◆ Short problem
Copy the data below exactly.

+++ Listed entries

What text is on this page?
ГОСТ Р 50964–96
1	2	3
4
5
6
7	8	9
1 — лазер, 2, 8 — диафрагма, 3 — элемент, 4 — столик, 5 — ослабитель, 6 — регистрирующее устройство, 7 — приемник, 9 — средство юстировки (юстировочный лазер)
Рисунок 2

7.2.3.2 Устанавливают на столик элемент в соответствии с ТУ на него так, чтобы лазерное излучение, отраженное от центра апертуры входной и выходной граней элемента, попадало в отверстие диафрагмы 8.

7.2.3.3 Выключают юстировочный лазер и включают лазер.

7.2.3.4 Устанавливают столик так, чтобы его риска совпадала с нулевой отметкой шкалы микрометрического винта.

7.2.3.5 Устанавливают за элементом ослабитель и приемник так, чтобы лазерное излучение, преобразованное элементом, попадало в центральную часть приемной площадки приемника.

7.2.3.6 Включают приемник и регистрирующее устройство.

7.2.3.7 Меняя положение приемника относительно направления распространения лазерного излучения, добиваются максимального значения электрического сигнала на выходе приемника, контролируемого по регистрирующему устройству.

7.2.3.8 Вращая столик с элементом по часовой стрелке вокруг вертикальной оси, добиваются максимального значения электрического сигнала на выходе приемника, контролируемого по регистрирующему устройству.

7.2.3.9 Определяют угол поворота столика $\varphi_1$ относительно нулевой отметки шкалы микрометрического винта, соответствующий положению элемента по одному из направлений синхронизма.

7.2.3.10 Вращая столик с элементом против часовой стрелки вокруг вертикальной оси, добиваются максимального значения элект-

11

++++++

◆ Complete response
What text is on this page?
ГОСТ Р 50964–96
1	2	3
4
5
6
7	8	9
1 — лазер, 2, 8 — диафрагма, 3 — элемент, 4 — столик, 5 — ослабитель, 6 — регистрирующее устройство, 7 — приемник, 9 — средство юстировки (юстировочный лазер)
Рисунок 2

7.2.3.2 Устанавливают на столик элемент в соответствии с ТУ на него так, чтобы лазерное излучение, отраженное от центра апертуры входной и выходной граней элемента, попадало в отверстие диафрагмы 8.

7.2.3.3 Выключают юстировочный лазер и включают лазер.

7.2.3.4 Устанавливают столик так, чтобы его риска совпадала с нулевой отметкой шкалы микрометрического винта.

7.2.3.5 Устанавливают за элементом ослабитель и приемник так, чтобы лазерное излучение, преобразованное элементом, попадало в центральную часть приемной площадки приемника.

7.2.3.6 Включают приемник и регистрирующее устройство.

7.2.3.7 Меняя положение приемника относительно направления распространения лазерного излучения, добиваются максимального значения электрического сигнала на выходе приемника, контролируемого по регистрирующему устройству.

7.2.3.8 Вращая столик с элементом по часовой стрелке вокруг вертикальной оси, добиваются максимального значения электрического сигнала на выходе приемника, контролируемого по регистрирующему устройству.

7.2.3.9 Определяют угол поворота столика $\varphi_1$ относительно нулевой отметки шкалы микрометрического винта, соответствующий положению элемента по одному из направлений синхронизма.

7.2.3.10 Вращая столик с элементом против часовой стрелки вокруг вертикальной оси, добиваются максимального значения элект-

11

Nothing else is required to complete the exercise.